** begin RECORDS **

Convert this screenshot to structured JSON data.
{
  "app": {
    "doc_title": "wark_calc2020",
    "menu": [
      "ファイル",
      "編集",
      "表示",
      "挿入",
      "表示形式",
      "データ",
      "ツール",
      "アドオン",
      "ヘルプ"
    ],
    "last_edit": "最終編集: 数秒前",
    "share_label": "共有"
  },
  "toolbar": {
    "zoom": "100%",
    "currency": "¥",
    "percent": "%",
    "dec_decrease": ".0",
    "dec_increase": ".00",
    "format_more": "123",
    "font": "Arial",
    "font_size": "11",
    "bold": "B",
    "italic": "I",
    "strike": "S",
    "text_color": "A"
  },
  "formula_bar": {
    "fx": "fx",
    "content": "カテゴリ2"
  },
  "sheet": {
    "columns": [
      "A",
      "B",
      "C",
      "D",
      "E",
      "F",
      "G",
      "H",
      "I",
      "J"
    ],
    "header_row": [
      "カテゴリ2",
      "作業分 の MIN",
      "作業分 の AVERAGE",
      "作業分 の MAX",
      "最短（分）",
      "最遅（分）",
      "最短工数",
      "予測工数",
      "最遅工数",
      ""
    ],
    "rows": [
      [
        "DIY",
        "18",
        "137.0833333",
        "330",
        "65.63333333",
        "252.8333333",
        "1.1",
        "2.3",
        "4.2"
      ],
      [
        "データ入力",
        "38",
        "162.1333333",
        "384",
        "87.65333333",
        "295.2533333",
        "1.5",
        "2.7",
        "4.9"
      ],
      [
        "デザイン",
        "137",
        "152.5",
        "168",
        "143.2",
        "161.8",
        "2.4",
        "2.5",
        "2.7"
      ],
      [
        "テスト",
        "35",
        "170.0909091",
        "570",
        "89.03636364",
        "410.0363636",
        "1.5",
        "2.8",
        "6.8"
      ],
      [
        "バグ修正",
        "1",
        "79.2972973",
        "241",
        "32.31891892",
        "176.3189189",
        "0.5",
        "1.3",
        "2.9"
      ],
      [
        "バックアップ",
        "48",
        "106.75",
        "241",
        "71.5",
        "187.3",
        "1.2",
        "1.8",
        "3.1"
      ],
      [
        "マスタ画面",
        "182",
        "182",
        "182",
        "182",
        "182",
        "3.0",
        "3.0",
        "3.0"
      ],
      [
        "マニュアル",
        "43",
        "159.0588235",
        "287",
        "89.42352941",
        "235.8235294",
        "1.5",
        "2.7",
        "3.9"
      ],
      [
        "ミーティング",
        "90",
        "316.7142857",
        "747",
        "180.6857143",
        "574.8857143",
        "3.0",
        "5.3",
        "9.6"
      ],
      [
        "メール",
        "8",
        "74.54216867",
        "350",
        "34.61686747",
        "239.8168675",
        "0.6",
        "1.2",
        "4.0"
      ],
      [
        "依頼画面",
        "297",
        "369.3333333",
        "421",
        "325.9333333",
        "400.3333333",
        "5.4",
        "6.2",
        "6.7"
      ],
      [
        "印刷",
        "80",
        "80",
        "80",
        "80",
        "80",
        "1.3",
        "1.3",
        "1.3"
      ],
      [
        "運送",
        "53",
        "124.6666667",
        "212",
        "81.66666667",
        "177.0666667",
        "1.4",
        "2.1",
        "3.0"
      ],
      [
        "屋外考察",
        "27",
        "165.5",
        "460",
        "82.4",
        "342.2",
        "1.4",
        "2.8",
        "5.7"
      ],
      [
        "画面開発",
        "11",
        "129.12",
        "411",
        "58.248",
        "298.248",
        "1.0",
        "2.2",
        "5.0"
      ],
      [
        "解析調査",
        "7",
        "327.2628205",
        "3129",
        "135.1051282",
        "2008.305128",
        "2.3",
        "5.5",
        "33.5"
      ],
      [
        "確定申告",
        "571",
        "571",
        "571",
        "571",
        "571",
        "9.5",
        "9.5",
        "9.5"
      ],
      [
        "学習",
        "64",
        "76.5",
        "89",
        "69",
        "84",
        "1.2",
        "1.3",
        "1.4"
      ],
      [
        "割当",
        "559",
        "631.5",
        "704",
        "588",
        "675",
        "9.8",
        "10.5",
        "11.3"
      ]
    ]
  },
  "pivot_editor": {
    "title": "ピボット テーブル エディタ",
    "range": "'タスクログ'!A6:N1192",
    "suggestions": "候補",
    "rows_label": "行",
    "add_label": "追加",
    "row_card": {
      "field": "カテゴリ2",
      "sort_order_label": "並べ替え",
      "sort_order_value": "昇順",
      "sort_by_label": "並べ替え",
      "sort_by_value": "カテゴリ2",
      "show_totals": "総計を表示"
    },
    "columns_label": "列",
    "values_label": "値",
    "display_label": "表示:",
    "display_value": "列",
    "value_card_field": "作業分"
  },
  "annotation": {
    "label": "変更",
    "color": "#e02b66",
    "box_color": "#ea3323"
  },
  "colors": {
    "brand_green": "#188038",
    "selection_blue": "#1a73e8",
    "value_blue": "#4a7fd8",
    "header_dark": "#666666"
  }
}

** end RECORDS **

* _REQUEST_
Recite the full listing above exactly.

* _SOLUTION TO THE PROBLEM_
Convert this screenshot to structured JSON data.
{
  "app": {
    "doc_title": "wark_calc2020",
    "menu": [
      "ファイル",
      "編集",
      "表示",
      "挿入",
      "表示形式",
      "データ",
      "ツール",
      "アドオン",
      "ヘルプ"
    ],
    "last_edit": "最終編集: 数秒前",
    "share_label": "共有"
  },
  "toolbar": {
    "zoom": "100%",
    "currency": "¥",
    "percent": "%",
    "dec_decrease": ".0",
    "dec_increase": ".00",
    "format_more": "123",
    "font": "Arial",
    "font_size": "11",
    "bold": "B",
    "italic": "I",
    "strike": "S",
    "text_color": "A"
  },
  "formula_bar": {
    "fx": "fx",
    "content": "カテゴリ2"
  },
  "sheet": {
    "columns": [
      "A",
      "B",
      "C",
      "D",
      "E",
      "F",
      "G",
      "H",
      "I",
      "J"
    ],
    "header_row": [
      "カテゴリ2",
      "作業分 の MIN",
      "作業分 の AVERAGE",
      "作業分 の MAX",
      "最短（分）",
      "最遅（分）",
      "最短工数",
      "予測工数",
      "最遅工数",
      ""
    ],
    "rows": [
      [
        "DIY",
        "18",
        "137.0833333",
        "330",
        "65.63333333",
        "252.8333333",
        "1.1",
        "2.3",
        "4.2"
      ],
      [
        "データ入力",
        "38",
        "162.1333333",
        "384",
        "87.65333333",
        "295.2533333",
        "1.5",
        "2.7",
        "4.9"
      ],
      [
        "デザイン",
        "137",
        "152.5",
        "168",
        "143.2",
        "161.8",
        "2.4",
        "2.5",
        "2.7"
      ],
      [
        "テスト",
        "35",
        "170.0909091",
        "570",
        "89.03636364",
        "410.0363636",
        "1.5",
        "2.8",
        "6.8"
      ],
      [
        "バグ修正",
        "1",
        "79.2972973",
        "241",
        "32.31891892",
        "176.3189189",
        "0.5",
        "1.3",
        "2.9"
      ],
      [
        "バックアップ",
        "48",
        "106.75",
        "241",
        "71.5",
        "187.3",
        "1.2",
        "1.8",
        "3.1"
      ],
      [
        "マスタ画面",
        "182",
        "182",
        "182",
        "182",
        "182",
        "3.0",
        "3.0",
        "3.0"
      ],
      [
        "マニュアル",
        "43",
        "159.0588235",
        "287",
        "89.42352941",
        "235.8235294",
        "1.5",
        "2.7",
        "3.9"
      ],
      [
        "ミーティング",
        "90",
        "316.7142857",
        "747",
        "180.6857143",
        "574.8857143",
        "3.0",
        "5.3",
        "9.6"
      ],
      [
        "メール",
        "8",
        "74.54216867",
        "350",
        "34.61686747",
        "239.8168675",
        "0.6",
        "1.2",
        "4.0"
      ],
      [
        "依頼画面",
        "297",
        "369.3333333",
        "421",
        "325.9333333",
        "400.3333333",
        "5.4",
        "6.2",
        "6.7"
      ],
      [
        "印刷",
        "80",
        "80",
        "80",
        "80",
        "80",
        "1.3",
        "1.3",
        "1.3"
      ],
      [
        "運送",
        "53",
        "124.6666667",
        "212",
        "81.66666667",
        "177.0666667",
        "1.4",
        "2.1",
        "3.0"
      ],
      [
        "屋外考察",
        "27",
        "165.5",
        "460",
        "82.4",
        "342.2",
        "1.4",
        "2.8",
        "5.7"
      ],
      [
        "画面開発",
        "11",
        "129.12",
        "411",
        "58.248",
        "298.248",
        "1.0",
        "2.2",
        "5.0"
      ],
      [
        "解析調査",
        "7",
        "327.2628205",
        "3129",
        "135.1051282",
        "2008.305128",
        "2.3",
        "5.5",
        "33.5"
      ],
      [
        "確定申告",
        "571",
        "571",
        "571",
        "571",
        "571",
        "9.5",
        "9.5",
        "9.5"
      ],
      [
        "学習",
        "64",
        "76.5",
        "89",
        "69",
        "84",
        "1.2",
        "1.3",
        "1.4"
      ],
      [
        "割当",
        "559",
        "631.5",
        "704",
        "588",
        "675",
        "9.8",
        "10.5",
        "11.3"
      ]
    ]
  },
  "pivot_editor": {
    "title": "ピボット テーブル エディタ",
    "range": "'タスクログ'!A6:N1192",
    "suggestions": "候補",
    "rows_label": "行",
    "add_label": "追加",
    "row_card": {
      "field": "カテゴリ2",
      "sort_order_label": "並べ替え",
      "sort_order_value": "昇順",
      "sort_by_label": "並べ替え",
      "sort_by_value": "カテゴリ2",
      "show_totals": "総計を表示"
    },
    "columns_label": "列",
    "values_label": "値",
    "display_label": "表示:",
    "display_value": "列",
    "value_card_field": "作業分"
  },
  "annotation": {
    "label": "変更",
    "color": "#e02b66",
    "box_color": "#ea3323"
  },
  "colors": {
    "brand_green": "#188038",
    "selection_blue": "#1a73e8",
    "value_blue": "#4a7fd8",
    "header_dark": "#666666"
  }
}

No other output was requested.